Task to complete - Copy each line exactly. Leave nothing out.

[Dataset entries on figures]

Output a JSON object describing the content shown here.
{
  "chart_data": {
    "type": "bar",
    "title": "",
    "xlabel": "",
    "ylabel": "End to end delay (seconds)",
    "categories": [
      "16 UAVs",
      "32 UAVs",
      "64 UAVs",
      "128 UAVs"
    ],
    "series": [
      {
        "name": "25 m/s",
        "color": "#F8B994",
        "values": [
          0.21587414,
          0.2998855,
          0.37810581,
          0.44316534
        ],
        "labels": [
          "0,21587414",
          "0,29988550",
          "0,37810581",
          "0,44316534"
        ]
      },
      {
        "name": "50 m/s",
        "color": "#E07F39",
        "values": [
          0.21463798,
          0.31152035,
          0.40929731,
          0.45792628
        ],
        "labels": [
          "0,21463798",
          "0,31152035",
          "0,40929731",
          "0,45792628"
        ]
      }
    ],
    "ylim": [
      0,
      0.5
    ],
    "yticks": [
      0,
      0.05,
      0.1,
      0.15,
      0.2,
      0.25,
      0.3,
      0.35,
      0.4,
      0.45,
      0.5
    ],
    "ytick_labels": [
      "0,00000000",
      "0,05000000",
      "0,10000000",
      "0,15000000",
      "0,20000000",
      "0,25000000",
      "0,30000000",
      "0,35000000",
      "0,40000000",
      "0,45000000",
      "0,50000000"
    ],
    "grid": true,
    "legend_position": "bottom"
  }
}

The solution -
Output a JSON object describing the content shown here.
{
  "chart_data": {
    "type": "bar",
    "title": "",
    "xlabel": "",
    "ylabel": "End to end delay (seconds)",
    "categories": [
      "16 UAVs",
      "32 UAVs",
      "64 UAVs",
      "128 UAVs"
    ],
    "series": [
      {
        "name": "25 m/s",
        "color": "#F8B994",
        "values": [
          0.21587414,
          0.2998855,
          0.37810581,
          0.44316534
        ],
        "labels": [
          "0,21587414",
          "0,29988550",
          "0,37810581",
          "0,44316534"
        ]
      },
      {
        "name": "50 m/s",
        "color": "#E07F39",
        "values": [
          0.21463798,
          0.31152035,
          0.40929731,
          0.45792628
        ],
        "labels": [
          "0,21463798",
          "0,31152035",
          "0,40929731",
          "0,45792628"
        ]
      }
    ],
    "ylim": [
      0,
      0.5
    ],
    "yticks": [
      0,
      0.05,
      0.1,
      0.15,
      0.2,
      0.25,
      0.3,
      0.35,
      0.4,
      0.45,
      0.5
    ],
    "ytick_labels": [
      "0,00000000",
      "0,05000000",
      "0,10000000",
      "0,15000000",
      "0,20000000",
      "0,25000000",
      "0,30000000",
      "0,35000000",
      "0,40000000",
      "0,45000000",
      "0,50000000"
    ],
    "grid": true,
    "legend_position": "bottom"
  }
}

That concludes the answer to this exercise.